* Aim of the exercise: Set down the full listing exactly, character for character.

[start of Provided data]

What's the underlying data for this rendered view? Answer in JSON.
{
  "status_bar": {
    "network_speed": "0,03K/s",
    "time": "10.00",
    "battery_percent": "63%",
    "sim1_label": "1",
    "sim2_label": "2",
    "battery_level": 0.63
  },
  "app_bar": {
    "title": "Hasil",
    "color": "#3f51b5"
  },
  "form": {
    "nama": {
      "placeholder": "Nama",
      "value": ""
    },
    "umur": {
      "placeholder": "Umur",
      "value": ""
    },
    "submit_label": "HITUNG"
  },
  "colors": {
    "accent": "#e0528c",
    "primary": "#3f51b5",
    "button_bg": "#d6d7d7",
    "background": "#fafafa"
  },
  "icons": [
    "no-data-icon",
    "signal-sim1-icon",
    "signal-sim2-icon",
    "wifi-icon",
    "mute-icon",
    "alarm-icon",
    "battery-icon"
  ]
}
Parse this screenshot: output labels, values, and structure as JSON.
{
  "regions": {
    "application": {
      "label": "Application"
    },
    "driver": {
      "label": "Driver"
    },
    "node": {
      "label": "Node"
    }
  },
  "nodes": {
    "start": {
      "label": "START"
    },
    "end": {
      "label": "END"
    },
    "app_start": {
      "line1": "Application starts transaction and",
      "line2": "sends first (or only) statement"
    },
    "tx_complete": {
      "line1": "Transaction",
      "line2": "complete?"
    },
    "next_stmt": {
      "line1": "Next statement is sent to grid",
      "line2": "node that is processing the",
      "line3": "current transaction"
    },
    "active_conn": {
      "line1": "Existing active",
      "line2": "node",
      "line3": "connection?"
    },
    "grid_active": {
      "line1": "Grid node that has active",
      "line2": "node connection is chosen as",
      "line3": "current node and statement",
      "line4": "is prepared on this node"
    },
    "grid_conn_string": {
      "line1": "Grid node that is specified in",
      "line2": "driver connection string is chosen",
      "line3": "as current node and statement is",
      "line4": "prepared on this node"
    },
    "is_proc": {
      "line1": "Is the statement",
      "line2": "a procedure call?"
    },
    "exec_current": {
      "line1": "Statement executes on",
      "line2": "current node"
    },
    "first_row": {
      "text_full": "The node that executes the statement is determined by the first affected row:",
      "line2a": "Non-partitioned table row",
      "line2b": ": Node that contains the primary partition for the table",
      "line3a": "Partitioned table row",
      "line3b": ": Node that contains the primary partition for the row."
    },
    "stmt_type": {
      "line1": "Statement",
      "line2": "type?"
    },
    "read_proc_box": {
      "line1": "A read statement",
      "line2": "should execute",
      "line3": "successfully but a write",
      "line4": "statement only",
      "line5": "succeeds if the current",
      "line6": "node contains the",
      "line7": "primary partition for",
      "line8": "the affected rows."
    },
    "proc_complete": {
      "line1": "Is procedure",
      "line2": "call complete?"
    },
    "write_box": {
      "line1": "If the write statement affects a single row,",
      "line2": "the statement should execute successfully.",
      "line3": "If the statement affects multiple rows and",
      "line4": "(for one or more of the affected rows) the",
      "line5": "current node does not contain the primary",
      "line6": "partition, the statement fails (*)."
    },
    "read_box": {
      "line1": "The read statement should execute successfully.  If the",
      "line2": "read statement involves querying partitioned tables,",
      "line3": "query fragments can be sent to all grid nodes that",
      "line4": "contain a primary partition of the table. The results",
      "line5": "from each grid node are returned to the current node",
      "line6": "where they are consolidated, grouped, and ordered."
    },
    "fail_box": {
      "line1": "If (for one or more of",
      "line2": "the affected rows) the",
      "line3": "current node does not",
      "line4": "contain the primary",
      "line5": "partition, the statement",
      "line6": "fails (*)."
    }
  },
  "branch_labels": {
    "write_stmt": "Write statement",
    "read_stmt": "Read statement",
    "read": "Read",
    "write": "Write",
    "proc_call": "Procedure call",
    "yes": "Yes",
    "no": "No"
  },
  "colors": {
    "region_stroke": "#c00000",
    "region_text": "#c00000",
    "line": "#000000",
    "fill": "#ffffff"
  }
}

[end of Provided data]

* Finished exercise:
What's the underlying data for this rendered view? Answer in JSON.
{
  "status_bar": {
    "network_speed": "0,03K/s",
    "time": "10.00",
    "battery_percent": "63%",
    "sim1_label": "1",
    "sim2_label": "2",
    "battery_level": 0.63
  },
  "app_bar": {
    "title": "Hasil",
    "color": "#3f51b5"
  },
  "form": {
    "nama": {
      "placeholder": "Nama",
      "value": ""
    },
    "umur": {
      "placeholder": "Umur",
      "value": ""
    },
    "submit_label": "HITUNG"
  },
  "colors": {
    "accent": "#e0528c",
    "primary": "#3f51b5",
    "button_bg": "#d6d7d7",
    "background": "#fafafa"
  },
  "icons": [
    "no-data-icon",
    "signal-sim1-icon",
    "signal-sim2-icon",
    "wifi-icon",
    "mute-icon",
    "alarm-icon",
    "battery-icon"
  ]
}
Parse this screenshot: output labels, values, and structure as JSON.
{
  "regions": {
    "application": {
      "label": "Application"
    },
    "driver": {
      "label": "Driver"
    },
    "node": {
      "label": "Node"
    }
  },
  "nodes": {
    "start": {
      "label": "START"
    },
    "end": {
      "label": "END"
    },
    "app_start": {
      "line1": "Application starts transaction and",
      "line2": "sends first (or only) statement"
    },
    "tx_complete": {
      "line1": "Transaction",
      "line2": "complete?"
    },
    "next_stmt": {
      "line1": "Next statement is sent to grid",
      "line2": "node that is processing the",
      "line3": "current transaction"
    },
    "active_conn": {
      "line1": "Existing active",
      "line2": "node",
      "line3": "connection?"
    },
    "grid_active": {
      "line1": "Grid node that has active",
      "line2": "node connection is chosen as",
      "line3": "current node and statement",
      "line4": "is prepared on this node"
    },
    "grid_conn_string": {
      "line1": "Grid node that is specified in",
      "line2": "driver connection string is chosen",
      "line3": "as current node and statement is",
      "line4": "prepared on this node"
    },
    "is_proc": {
      "line1": "Is the statement",
      "line2": "a procedure call?"
    },
    "exec_current": {
      "line1": "Statement executes on",
      "line2": "current node"
    },
    "first_row": {
      "text_full": "The node that executes the statement is determined by the first affected row:",
      "line2a": "Non-partitioned table row",
      "line2b": ": Node that contains the primary partition for the table",
      "line3a": "Partitioned table row",
      "line3b": ": Node that contains the primary partition for the row."
    },
    "stmt_type": {
      "line1": "Statement",
      "line2": "type?"
    },
    "read_proc_box": {
      "line1": "A read statement",
      "line2": "should execute",
      "line3": "successfully but a write",
      "line4": "statement only",
      "line5": "succeeds if the current",
      "line6": "node contains the",
      "line7": "primary partition for",
      "line8": "the affected rows."
    },
    "proc_complete": {
      "line1": "Is procedure",
      "line2": "call complete?"
    },
    "write_box": {
      "line1": "If the write statement affects a single row,",
      "line2": "the statement should execute successfully.",
      "line3": "If the statement affects multiple rows and",
      "line4": "(for one or more of the affected rows) the",
      "line5": "current node does not contain the primary",
      "line6": "partition, the statement fails (*)."
    },
    "read_box": {
      "line1": "The read statement should execute successfully.  If the",
      "line2": "read statement involves querying partitioned tables,",
      "line3": "query fragments can be sent to all grid nodes that",
      "line4": "contain a primary partition of the table. The results",
      "line5": "from each grid node are returned to the current node",
      "line6": "where they are consolidated, grouped, and ordered."
    },
    "fail_box": {
      "line1": "If (for one or more of",
      "line2": "the affected rows) the",
      "line3": "current node does not",
      "line4": "contain the primary",
      "line5": "partition, the statement",
      "line6": "fails (*)."
    }
  },
  "branch_labels": {
    "write_stmt": "Write statement",
    "read_stmt": "Read statement",
    "read": "Read",
    "write": "Write",
    "proc_call": "Procedure call",
    "yes": "Yes",
    "no": "No"
  },
  "colors": {
    "region_stroke": "#c00000",
    "region_text": "#c00000",
    "line": "#000000",
    "fill": "#ffffff"
  }
}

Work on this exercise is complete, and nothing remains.